# WHAT IS REQUIRED
Copy each line of the data below with the word "text".
═════ DATA FOR THIS TASK
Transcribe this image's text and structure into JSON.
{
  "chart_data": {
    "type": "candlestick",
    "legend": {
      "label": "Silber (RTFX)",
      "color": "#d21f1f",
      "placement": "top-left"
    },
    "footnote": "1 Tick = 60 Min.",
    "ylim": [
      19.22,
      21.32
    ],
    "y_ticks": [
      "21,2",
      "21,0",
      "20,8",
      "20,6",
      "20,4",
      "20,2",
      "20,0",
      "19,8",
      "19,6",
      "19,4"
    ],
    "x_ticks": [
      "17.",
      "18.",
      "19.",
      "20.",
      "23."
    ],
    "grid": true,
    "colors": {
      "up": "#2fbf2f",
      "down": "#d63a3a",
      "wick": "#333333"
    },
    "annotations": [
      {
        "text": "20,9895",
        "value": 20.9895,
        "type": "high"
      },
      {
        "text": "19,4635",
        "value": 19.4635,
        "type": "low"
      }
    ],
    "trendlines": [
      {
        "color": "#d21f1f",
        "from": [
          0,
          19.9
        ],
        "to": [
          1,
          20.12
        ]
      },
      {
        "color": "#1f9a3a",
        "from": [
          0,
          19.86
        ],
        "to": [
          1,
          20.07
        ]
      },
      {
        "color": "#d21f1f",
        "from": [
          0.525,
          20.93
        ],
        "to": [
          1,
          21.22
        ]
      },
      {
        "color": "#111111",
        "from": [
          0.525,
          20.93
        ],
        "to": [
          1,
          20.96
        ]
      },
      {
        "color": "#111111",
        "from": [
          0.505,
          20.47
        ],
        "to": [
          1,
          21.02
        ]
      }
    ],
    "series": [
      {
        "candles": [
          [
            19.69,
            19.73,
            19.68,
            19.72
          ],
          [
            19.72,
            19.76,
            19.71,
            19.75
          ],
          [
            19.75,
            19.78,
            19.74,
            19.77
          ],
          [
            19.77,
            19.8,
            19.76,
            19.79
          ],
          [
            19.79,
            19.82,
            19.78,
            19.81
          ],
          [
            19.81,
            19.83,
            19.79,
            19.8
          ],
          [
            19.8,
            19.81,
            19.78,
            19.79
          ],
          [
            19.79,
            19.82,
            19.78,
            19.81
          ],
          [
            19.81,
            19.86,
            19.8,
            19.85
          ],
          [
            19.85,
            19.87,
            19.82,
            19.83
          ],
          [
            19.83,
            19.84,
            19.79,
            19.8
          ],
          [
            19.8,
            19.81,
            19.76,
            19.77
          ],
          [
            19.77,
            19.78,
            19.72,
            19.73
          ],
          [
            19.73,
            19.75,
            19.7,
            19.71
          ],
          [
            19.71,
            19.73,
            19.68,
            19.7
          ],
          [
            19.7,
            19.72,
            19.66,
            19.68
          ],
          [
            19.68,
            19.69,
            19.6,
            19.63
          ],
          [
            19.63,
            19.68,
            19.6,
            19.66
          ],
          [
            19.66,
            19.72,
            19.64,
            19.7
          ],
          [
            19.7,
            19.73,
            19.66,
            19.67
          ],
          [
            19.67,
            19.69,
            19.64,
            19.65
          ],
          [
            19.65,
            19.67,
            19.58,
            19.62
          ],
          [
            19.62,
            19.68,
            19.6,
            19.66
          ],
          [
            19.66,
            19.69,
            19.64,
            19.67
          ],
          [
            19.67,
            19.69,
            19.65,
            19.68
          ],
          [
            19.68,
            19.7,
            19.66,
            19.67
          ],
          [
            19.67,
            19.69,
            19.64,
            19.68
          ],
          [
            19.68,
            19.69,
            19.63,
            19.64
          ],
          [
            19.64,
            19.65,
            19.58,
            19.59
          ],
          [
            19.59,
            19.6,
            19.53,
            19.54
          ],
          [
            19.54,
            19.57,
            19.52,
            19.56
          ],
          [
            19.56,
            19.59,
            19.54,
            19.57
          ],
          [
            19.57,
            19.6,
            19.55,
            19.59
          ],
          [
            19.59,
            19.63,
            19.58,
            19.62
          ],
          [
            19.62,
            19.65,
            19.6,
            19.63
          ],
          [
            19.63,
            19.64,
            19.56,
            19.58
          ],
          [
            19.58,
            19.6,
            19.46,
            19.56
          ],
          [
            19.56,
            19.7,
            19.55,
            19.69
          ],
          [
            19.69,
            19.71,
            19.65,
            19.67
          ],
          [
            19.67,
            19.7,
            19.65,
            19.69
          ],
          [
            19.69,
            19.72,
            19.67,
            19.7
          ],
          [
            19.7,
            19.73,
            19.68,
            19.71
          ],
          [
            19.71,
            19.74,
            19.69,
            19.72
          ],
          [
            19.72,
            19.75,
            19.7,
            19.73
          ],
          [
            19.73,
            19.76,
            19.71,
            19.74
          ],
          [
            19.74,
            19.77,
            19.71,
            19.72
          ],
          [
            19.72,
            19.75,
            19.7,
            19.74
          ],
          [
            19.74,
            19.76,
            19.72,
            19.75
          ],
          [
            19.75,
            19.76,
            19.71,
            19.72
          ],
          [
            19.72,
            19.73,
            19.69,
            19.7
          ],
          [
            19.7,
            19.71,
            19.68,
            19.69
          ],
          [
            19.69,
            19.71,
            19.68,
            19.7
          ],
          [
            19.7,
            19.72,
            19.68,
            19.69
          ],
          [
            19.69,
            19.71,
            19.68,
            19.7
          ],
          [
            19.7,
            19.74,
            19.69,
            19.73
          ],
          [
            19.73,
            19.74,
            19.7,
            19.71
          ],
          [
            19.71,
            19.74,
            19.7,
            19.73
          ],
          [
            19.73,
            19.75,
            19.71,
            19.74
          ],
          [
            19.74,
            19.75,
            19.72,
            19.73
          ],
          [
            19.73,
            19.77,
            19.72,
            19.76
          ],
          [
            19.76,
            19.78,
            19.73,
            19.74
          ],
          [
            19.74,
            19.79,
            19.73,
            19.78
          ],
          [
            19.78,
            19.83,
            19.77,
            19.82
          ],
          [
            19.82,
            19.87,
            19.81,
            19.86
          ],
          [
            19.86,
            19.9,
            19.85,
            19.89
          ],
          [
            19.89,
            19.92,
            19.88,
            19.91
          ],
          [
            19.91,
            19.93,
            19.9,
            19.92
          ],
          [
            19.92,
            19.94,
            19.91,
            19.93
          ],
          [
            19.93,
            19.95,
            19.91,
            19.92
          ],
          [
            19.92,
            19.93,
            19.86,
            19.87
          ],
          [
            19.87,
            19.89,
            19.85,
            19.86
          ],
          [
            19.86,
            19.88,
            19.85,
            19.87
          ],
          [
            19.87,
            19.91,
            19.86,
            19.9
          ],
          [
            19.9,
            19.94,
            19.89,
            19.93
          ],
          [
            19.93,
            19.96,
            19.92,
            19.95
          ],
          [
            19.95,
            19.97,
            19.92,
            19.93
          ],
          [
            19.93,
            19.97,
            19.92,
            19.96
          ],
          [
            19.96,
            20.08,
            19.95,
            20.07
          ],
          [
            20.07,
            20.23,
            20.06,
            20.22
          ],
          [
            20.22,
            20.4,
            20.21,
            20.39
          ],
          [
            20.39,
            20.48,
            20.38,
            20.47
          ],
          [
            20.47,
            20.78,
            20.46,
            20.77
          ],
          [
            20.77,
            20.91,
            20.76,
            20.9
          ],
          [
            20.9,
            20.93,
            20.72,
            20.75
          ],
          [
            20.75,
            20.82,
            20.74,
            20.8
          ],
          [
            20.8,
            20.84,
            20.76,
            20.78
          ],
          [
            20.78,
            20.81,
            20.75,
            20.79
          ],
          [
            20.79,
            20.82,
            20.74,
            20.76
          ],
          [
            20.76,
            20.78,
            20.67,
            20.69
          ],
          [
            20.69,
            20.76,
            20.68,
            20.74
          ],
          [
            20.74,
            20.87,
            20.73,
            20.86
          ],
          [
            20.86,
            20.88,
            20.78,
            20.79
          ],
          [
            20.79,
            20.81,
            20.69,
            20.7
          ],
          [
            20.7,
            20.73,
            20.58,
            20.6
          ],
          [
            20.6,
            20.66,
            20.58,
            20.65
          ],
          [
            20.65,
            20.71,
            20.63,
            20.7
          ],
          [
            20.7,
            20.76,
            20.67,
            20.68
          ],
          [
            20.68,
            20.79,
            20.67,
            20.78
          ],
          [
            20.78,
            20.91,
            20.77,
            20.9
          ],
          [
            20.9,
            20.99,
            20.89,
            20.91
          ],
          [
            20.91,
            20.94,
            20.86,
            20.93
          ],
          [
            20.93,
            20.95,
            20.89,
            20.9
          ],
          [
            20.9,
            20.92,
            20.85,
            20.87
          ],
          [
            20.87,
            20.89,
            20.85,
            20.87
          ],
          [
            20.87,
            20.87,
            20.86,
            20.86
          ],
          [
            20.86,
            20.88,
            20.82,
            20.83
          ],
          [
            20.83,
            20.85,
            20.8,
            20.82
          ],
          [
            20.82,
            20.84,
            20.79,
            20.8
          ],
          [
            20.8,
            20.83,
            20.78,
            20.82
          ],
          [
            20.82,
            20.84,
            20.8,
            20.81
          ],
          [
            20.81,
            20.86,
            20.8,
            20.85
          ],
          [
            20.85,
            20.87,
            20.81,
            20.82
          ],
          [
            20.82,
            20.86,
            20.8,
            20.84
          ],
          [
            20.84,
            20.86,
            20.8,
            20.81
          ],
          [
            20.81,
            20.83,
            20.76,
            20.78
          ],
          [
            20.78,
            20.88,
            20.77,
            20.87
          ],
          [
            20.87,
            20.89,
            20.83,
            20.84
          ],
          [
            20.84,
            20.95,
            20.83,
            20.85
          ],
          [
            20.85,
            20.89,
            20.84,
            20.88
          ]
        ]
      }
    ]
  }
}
══════════
# COMPLETE RESPONSE
Transcribe this image's text and structure into JSON.
        "text": "20,9895",
        "text": "19,4635",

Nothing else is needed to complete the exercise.